**Given records:**

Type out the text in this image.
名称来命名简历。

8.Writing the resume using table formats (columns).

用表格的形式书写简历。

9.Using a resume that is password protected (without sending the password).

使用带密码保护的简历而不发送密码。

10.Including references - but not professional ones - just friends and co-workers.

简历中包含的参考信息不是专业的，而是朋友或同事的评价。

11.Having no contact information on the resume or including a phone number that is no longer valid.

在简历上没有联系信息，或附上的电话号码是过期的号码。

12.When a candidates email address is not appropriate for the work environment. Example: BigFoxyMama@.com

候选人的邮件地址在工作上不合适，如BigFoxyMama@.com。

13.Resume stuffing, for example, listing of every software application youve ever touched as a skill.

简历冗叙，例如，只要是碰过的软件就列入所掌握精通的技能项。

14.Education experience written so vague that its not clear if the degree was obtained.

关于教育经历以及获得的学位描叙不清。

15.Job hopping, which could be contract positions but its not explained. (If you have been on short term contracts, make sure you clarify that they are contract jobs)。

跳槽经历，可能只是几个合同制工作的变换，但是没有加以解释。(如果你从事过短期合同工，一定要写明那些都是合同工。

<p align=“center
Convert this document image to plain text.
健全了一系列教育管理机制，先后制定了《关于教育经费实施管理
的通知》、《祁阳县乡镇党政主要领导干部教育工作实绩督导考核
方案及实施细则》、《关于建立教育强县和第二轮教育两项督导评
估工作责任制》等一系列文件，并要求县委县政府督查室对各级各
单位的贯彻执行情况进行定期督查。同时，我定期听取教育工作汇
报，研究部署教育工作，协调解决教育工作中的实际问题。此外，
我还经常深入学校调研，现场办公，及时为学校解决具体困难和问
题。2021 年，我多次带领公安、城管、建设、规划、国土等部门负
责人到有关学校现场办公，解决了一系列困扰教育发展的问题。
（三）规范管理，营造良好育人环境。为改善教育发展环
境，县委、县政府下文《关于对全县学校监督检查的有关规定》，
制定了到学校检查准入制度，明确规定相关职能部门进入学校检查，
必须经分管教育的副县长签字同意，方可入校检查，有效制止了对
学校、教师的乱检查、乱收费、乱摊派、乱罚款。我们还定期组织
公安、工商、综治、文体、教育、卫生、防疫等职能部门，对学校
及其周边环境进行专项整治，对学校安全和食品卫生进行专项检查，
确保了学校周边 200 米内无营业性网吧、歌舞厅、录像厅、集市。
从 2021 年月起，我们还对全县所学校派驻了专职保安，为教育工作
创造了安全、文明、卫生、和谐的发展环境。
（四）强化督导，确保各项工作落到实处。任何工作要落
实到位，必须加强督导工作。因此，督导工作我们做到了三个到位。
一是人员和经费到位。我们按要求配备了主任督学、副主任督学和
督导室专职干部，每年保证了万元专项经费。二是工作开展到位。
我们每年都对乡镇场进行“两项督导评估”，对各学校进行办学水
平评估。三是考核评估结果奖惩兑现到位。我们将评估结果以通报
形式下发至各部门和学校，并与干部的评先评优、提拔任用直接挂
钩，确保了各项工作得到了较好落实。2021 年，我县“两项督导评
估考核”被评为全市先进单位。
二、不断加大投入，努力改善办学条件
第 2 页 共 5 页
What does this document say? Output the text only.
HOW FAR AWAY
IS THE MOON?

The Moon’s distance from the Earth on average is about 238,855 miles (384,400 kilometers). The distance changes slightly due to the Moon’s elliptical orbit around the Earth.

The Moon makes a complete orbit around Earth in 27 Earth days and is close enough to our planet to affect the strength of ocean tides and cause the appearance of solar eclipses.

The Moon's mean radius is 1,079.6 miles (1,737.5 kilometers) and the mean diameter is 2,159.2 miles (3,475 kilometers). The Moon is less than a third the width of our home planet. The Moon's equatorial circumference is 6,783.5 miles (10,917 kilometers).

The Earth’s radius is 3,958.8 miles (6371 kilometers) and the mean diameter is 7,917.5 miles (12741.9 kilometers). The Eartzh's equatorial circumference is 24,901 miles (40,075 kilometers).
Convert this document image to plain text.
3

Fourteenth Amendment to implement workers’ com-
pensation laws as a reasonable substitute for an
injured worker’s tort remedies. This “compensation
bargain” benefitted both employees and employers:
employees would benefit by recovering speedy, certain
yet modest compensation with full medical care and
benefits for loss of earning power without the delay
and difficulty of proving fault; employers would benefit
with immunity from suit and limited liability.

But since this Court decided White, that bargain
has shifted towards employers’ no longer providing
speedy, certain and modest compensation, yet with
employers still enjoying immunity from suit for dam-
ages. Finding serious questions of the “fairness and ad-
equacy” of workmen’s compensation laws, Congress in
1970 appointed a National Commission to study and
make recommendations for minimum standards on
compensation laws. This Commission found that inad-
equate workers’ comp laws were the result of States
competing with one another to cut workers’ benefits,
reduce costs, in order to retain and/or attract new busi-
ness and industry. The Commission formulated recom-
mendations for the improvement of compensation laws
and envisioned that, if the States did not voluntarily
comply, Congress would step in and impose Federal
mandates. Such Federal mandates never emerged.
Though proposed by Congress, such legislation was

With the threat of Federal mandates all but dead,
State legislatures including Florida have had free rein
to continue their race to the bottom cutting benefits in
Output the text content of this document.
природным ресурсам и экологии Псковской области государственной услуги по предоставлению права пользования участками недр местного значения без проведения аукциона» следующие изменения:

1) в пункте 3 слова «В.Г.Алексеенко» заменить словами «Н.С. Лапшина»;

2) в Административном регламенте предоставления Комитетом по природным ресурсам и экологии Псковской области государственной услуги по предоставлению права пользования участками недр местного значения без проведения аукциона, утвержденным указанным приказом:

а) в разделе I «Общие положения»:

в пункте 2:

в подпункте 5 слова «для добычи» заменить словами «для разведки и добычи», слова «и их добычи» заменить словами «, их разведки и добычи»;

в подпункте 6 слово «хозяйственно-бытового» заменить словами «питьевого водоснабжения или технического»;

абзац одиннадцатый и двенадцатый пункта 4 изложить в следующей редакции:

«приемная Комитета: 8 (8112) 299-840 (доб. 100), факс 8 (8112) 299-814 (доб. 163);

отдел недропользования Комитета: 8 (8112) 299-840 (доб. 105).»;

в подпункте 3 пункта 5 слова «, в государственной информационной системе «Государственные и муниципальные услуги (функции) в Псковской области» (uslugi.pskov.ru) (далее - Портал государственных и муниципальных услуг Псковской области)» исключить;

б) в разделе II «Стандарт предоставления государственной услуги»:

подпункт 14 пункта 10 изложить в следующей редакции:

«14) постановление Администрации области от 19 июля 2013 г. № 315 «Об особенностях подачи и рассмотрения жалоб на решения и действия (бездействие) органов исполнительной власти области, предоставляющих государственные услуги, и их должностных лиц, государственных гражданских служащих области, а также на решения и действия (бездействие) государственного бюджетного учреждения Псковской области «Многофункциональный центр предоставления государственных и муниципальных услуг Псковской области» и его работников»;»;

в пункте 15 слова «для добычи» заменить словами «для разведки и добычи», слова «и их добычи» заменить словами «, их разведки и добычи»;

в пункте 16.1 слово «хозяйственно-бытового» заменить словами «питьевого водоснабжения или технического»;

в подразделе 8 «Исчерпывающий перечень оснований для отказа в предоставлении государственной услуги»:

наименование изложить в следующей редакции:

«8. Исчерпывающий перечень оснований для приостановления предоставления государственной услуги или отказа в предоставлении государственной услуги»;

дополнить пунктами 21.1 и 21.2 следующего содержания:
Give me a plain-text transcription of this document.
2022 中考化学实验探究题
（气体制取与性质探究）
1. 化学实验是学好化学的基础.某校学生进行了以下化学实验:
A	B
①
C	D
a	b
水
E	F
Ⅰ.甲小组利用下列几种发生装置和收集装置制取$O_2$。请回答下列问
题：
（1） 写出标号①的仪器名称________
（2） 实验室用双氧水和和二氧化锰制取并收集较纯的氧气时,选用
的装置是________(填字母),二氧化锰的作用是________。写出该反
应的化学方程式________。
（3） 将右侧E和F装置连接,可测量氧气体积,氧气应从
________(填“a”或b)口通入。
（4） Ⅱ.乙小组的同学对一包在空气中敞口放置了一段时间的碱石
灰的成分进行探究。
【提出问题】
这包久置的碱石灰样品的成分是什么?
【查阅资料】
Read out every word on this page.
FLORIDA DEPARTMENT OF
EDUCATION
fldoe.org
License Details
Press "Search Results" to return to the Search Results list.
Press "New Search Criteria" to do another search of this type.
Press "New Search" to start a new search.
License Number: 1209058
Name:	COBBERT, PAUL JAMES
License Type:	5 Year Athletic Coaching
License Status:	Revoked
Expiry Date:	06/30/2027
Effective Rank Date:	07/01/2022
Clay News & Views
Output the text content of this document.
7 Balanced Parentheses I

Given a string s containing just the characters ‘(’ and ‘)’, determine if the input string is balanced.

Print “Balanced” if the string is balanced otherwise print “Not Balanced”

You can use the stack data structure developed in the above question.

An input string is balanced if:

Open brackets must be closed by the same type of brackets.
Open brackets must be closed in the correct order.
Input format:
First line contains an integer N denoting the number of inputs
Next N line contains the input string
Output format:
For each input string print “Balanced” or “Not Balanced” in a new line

**Work to complete:** Every line above that contains the word "equatorial" should be reported.

**Reply:**
The Moon's mean radius is 1,079.6 miles (1,737.5 kilometers) and the mean diameter is 2,159.2 miles (3,475 kilometers). The Moon is less than a third the width of our home planet. The Moon's equatorial circumference is 6,783.5 miles (10,917 kilometers).
The Earth’s radius is 3,958.8 miles (6371 kilometers) and the mean diameter is 7,917.5 miles (12741.9 kilometers). The Eartzh's equatorial circumference is 24,901 miles (40,075 kilometers).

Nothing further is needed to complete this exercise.